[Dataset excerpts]
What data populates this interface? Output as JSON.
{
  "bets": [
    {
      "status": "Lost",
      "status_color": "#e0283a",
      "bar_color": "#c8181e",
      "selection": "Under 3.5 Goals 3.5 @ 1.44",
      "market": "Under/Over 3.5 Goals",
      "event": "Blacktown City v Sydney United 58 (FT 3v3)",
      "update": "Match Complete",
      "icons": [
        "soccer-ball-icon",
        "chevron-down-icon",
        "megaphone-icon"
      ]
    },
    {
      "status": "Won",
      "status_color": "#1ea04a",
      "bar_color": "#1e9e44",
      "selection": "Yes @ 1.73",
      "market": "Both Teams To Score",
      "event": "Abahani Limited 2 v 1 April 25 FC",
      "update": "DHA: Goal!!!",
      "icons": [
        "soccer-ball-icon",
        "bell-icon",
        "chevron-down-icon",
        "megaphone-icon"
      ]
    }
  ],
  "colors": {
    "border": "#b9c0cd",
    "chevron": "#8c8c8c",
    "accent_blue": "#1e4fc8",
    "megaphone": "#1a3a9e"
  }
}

...

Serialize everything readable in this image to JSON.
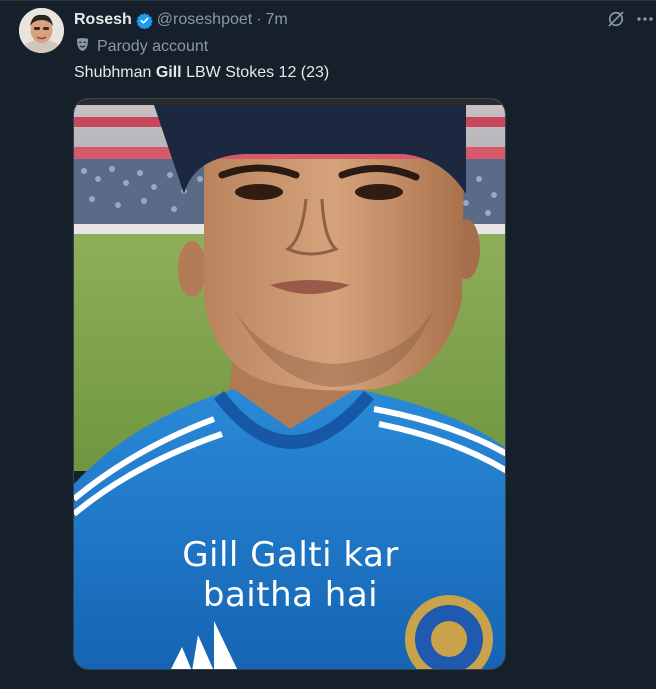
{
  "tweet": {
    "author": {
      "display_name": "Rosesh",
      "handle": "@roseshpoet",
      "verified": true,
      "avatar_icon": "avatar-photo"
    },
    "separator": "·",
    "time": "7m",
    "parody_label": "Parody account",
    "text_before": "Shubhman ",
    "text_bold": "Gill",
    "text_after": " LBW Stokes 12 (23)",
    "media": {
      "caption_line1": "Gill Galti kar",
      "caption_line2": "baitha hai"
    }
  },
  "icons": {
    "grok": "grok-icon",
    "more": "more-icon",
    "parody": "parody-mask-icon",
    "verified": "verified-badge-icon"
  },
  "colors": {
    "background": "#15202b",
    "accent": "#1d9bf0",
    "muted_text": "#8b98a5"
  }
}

_EXERCISE TASK_
Looking at the data above, show all lines where the word "Goals" occurs.

_FINAL ANSWER_
      "selection": "Under 3.5 Goals 3.5 @ 1.44",
      "market": "Under/Over 3.5 Goals",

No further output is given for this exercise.